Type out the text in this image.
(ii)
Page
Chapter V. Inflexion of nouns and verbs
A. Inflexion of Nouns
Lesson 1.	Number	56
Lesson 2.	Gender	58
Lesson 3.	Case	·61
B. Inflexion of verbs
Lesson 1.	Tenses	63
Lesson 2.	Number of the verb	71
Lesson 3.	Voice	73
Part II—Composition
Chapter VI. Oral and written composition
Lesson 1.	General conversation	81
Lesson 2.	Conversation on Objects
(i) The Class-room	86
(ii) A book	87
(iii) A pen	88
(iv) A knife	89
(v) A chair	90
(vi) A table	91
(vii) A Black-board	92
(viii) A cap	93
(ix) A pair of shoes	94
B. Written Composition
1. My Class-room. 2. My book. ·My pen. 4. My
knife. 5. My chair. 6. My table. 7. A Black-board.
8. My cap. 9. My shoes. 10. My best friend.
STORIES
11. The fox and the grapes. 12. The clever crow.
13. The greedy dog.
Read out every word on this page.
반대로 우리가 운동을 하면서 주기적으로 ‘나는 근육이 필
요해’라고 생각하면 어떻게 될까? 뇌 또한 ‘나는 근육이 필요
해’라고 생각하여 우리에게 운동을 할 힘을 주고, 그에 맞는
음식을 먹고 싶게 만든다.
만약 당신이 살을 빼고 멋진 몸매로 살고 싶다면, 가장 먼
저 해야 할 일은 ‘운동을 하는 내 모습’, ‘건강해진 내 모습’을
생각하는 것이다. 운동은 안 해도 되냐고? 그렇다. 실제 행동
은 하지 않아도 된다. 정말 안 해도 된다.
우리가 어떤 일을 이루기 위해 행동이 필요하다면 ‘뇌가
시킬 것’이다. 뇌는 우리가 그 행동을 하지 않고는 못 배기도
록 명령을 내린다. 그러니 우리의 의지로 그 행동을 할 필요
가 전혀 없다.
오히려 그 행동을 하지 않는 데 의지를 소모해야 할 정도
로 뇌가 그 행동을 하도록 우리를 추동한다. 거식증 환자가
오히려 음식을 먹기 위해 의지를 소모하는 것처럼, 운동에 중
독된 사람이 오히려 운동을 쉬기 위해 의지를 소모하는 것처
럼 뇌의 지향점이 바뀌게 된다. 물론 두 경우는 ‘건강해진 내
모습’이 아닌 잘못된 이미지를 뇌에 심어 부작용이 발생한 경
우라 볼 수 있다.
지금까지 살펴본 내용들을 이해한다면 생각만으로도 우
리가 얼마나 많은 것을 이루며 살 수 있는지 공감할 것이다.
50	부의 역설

- _STATED GOAL_
Exactly as written, please output every entry.

- _ANSWER BELOW_
Type out the text in this image.
(ii)
Page
Chapter V. Inflexion of nouns and verbs
A. Inflexion of Nouns
Lesson 1.	Number	56
Lesson 2.	Gender	58
Lesson 3.	Case	·61
B. Inflexion of verbs
Lesson 1.	Tenses	63
Lesson 2.	Number of the verb	71
Lesson 3.	Voice	73
Part II—Composition
Chapter VI. Oral and written composition
Lesson 1.	General conversation	81
Lesson 2.	Conversation on Objects
(i) The Class-room	86
(ii) A book	87
(iii) A pen	88
(iv) A knife	89
(v) A chair	90
(vi) A table	91
(vii) A Black-board	92
(viii) A cap	93
(ix) A pair of shoes	94
B. Written Composition
1. My Class-room. 2. My book. ·My pen. 4. My
knife. 5. My chair. 6. My table. 7. A Black-board.
8. My cap. 9. My shoes. 10. My best friend.
STORIES
11. The fox and the grapes. 12. The clever crow.
13. The greedy dog.
Read out every word on this page.
반대로 우리가 운동을 하면서 주기적으로 ‘나는 근육이 필
요해’라고 생각하면 어떻게 될까? 뇌 또한 ‘나는 근육이 필요
해’라고 생각하여 우리에게 운동을 할 힘을 주고, 그에 맞는
음식을 먹고 싶게 만든다.
만약 당신이 살을 빼고 멋진 몸매로 살고 싶다면, 가장 먼
저 해야 할 일은 ‘운동을 하는 내 모습’, ‘건강해진 내 모습’을
생각하는 것이다. 운동은 안 해도 되냐고? 그렇다. 실제 행동
은 하지 않아도 된다. 정말 안 해도 된다.
우리가 어떤 일을 이루기 위해 행동이 필요하다면 ‘뇌가
시킬 것’이다. 뇌는 우리가 그 행동을 하지 않고는 못 배기도
록 명령을 내린다. 그러니 우리의 의지로 그 행동을 할 필요
가 전혀 없다.
오히려 그 행동을 하지 않는 데 의지를 소모해야 할 정도
로 뇌가 그 행동을 하도록 우리를 추동한다. 거식증 환자가
오히려 음식을 먹기 위해 의지를 소모하는 것처럼, 운동에 중
독된 사람이 오히려 운동을 쉬기 위해 의지를 소모하는 것처
럼 뇌의 지향점이 바뀌게 된다. 물론 두 경우는 ‘건강해진 내
모습’이 아닌 잘못된 이미지를 뇌에 심어 부작용이 발생한 경
우라 볼 수 있다.
지금까지 살펴본 내용들을 이해한다면 생각만으로도 우
리가 얼마나 많은 것을 이루며 살 수 있는지 공감할 것이다.
50	부의 역설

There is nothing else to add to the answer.